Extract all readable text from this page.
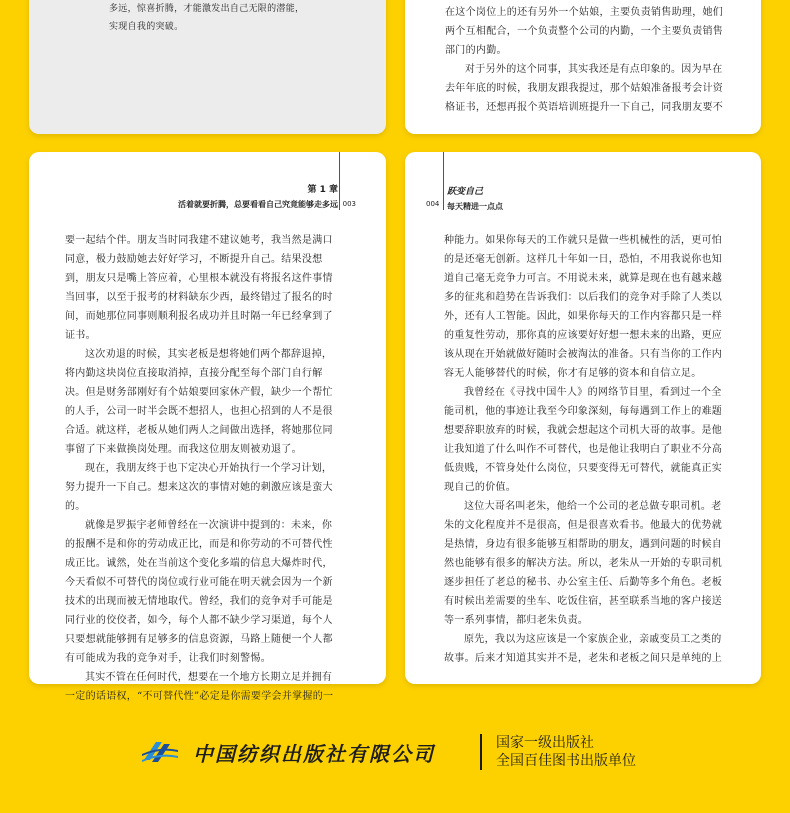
多远，惊喜折腾，才能激发出自己无限的潜能，

实现自我的突破。

在这个岗位上的还有另外一个姑娘，主要负责销售助理，她们两个互相配合，一个负责整个公司的内勤，一个主要负责销售部门的内勤。

对于另外的这个同事，其实我还是有点印象的。因为早在去年年底的时候，我朋友跟我提过，那个姑娘准备报考会计资格证书，还想再报个英语培训班提升一下自己，同我朋友要不

第 1 章
活着就要折腾，总要看看自己究竟能够走多远 003

要一起结个伴。朋友当时同我建不建议她考，我当然是满口同意，极力鼓励她去好好学习，不断提升自己。结果没想到，朋友只是嘴上答应着，心里根本就没有将报名这件事情当回事，以至于报考的材料缺东少西，最终错过了报名的时间，而她那位同事则顺利报名成功并且时隔一年已经拿到了证书。

这次劝退的时候，其实老板是想将她们两个都辞退掉，将内勤这块岗位直接取消掉，直接分配至每个部门自行解决。但是财务部刚好有个姑娘要回家休产假，缺少一个帮忙的人手，公司一时半会既不想招人，也担心招到的人不是很合适。就这样，老板从她们两人之间做出选择，将她那位同事留了下来做换岗处理。而我这位朋友则被劝退了。

现在，我朋友终于也下定决心开始执行一个学习计划，努力提升一下自己。想来这次的事情对她的刺激应该是蛮大的。

就像是罗振宇老师曾经在一次演讲中提到的：未来，你的报酬不是和你的劳动成正比，而是和你劳动的不可替代性成正比。诚然，处在当前这个变化多端的信息大爆炸时代，今天看似不可替代的岗位或行业可能在明天就会因为一个新技术的出现而被无情地取代。曾经，我们的竞争对手可能是同行业的佼佼者，如今，每个人都不缺少学习渠道，每个人只要想就能够拥有足够多的信息资源，马路上随便一个人都有可能成为我的竞争对手，让我们时刻警惕。

其实不管在任何时代，想要在一个地方长期立足并拥有一定的话语权，“不可替代性”必定是你需要学会并掌握的一

004
跃变自己
每天精进一点点

种能力。如果你每天的工作就只是做一些机械性的活，更可怕的是还毫无创新。这样几十年如一日，恐怕，不用我说你也知道自己毫无竞争力可言。不用说未来，就算是现在也有越来越多的征兆和趋势在告诉我们：以后我们的竞争对手除了人类以外，还有人工智能。因此，如果你每天的工作内容都只是一样的重复性劳动，那你真的应该要好好想一想未来的出路，更应该从现在开始就做好随时会被淘汰的准备。只有当你的工作内容无人能够替代的时候，你才有足够的资本和自信立足。

我曾经在《寻找中国牛人》的网络节目里，看到过一个全能司机，他的事迹让我至今印象深刻，每每遇到工作上的难题想要辞职放弃的时候，我就会想起这个司机大哥的故事。是他让我知道了什么叫作不可替代，也是他让我明白了职业不分高低贵贱，不管身处什么岗位，只要变得无可替代，就能真正实现自己的价值。

这位大哥名叫老朱，他给一个公司的老总做专职司机。老朱的文化程度并不是很高，但是很喜欢看书。他最大的优势就是热情，身边有很多能够互相帮助的朋友，遇到问题的时候自然也能够有很多的解决方法。所以，老朱从一开始的专职司机逐步担任了老总的秘书、办公室主任、后勤等多个角色。老板有时候出差需要的坐车、吃饭住宿，甚至联系当地的客户接送等一系列事情，都归老朱负责。

原先，我以为这应该是一个家族企业，亲戚变员工之类的故事。后来才知道其实并不是，老朱和老板之间只是单纯的上

中国纺织出版社有限公司	国家一级出版社
全国百佳图书出版单位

— WHAT THE TASK ASKS —
All of the entries above should be duplicated exactly, except for the pictures.

— RESPONSE TO THE TASK —
Extract all readable text from this page.
多远，惊喜折腾，才能激发出自己无限的潜能，

实现自我的突破。

在这个岗位上的还有另外一个姑娘，主要负责销售助理，她们两个互相配合，一个负责整个公司的内勤，一个主要负责销售部门的内勤。

对于另外的这个同事，其实我还是有点印象的。因为早在去年年底的时候，我朋友跟我提过，那个姑娘准备报考会计资格证书，还想再报个英语培训班提升一下自己，同我朋友要不

第 1 章
活着就要折腾，总要看看自己究竟能够走多远 003

要一起结个伴。朋友当时同我建不建议她考，我当然是满口同意，极力鼓励她去好好学习，不断提升自己。结果没想到，朋友只是嘴上答应着，心里根本就没有将报名这件事情当回事，以至于报考的材料缺东少西，最终错过了报名的时间，而她那位同事则顺利报名成功并且时隔一年已经拿到了证书。

这次劝退的时候，其实老板是想将她们两个都辞退掉，将内勤这块岗位直接取消掉，直接分配至每个部门自行解决。但是财务部刚好有个姑娘要回家休产假，缺少一个帮忙的人手，公司一时半会既不想招人，也担心招到的人不是很合适。就这样，老板从她们两人之间做出选择，将她那位同事留了下来做换岗处理。而我这位朋友则被劝退了。

现在，我朋友终于也下定决心开始执行一个学习计划，努力提升一下自己。想来这次的事情对她的刺激应该是蛮大的。

就像是罗振宇老师曾经在一次演讲中提到的：未来，你的报酬不是和你的劳动成正比，而是和你劳动的不可替代性成正比。诚然，处在当前这个变化多端的信息大爆炸时代，今天看似不可替代的岗位或行业可能在明天就会因为一个新技术的出现而被无情地取代。曾经，我们的竞争对手可能是同行业的佼佼者，如今，每个人都不缺少学习渠道，每个人只要想就能够拥有足够多的信息资源，马路上随便一个人都有可能成为我的竞争对手，让我们时刻警惕。

其实不管在任何时代，想要在一个地方长期立足并拥有一定的话语权，“不可替代性”必定是你需要学会并掌握的一

004
跃变自己
每天精进一点点

种能力。如果你每天的工作就只是做一些机械性的活，更可怕的是还毫无创新。这样几十年如一日，恐怕，不用我说你也知道自己毫无竞争力可言。不用说未来，就算是现在也有越来越多的征兆和趋势在告诉我们：以后我们的竞争对手除了人类以外，还有人工智能。因此，如果你每天的工作内容都只是一样的重复性劳动，那你真的应该要好好想一想未来的出路，更应该从现在开始就做好随时会被淘汰的准备。只有当你的工作内容无人能够替代的时候，你才有足够的资本和自信立足。

我曾经在《寻找中国牛人》的网络节目里，看到过一个全能司机，他的事迹让我至今印象深刻，每每遇到工作上的难题想要辞职放弃的时候，我就会想起这个司机大哥的故事。是他让我知道了什么叫作不可替代，也是他让我明白了职业不分高低贵贱，不管身处什么岗位，只要变得无可替代，就能真正实现自己的价值。

这位大哥名叫老朱，他给一个公司的老总做专职司机。老朱的文化程度并不是很高，但是很喜欢看书。他最大的优势就是热情，身边有很多能够互相帮助的朋友，遇到问题的时候自然也能够有很多的解决方法。所以，老朱从一开始的专职司机逐步担任了老总的秘书、办公室主任、后勤等多个角色。老板有时候出差需要的坐车、吃饭住宿，甚至联系当地的客户接送等一系列事情，都归老朱负责。

原先，我以为这应该是一个家族企业，亲戚变员工之类的故事。后来才知道其实并不是，老朱和老板之间只是单纯的上

中国纺织出版社有限公司	国家一级出版社
全国百佳图书出版单位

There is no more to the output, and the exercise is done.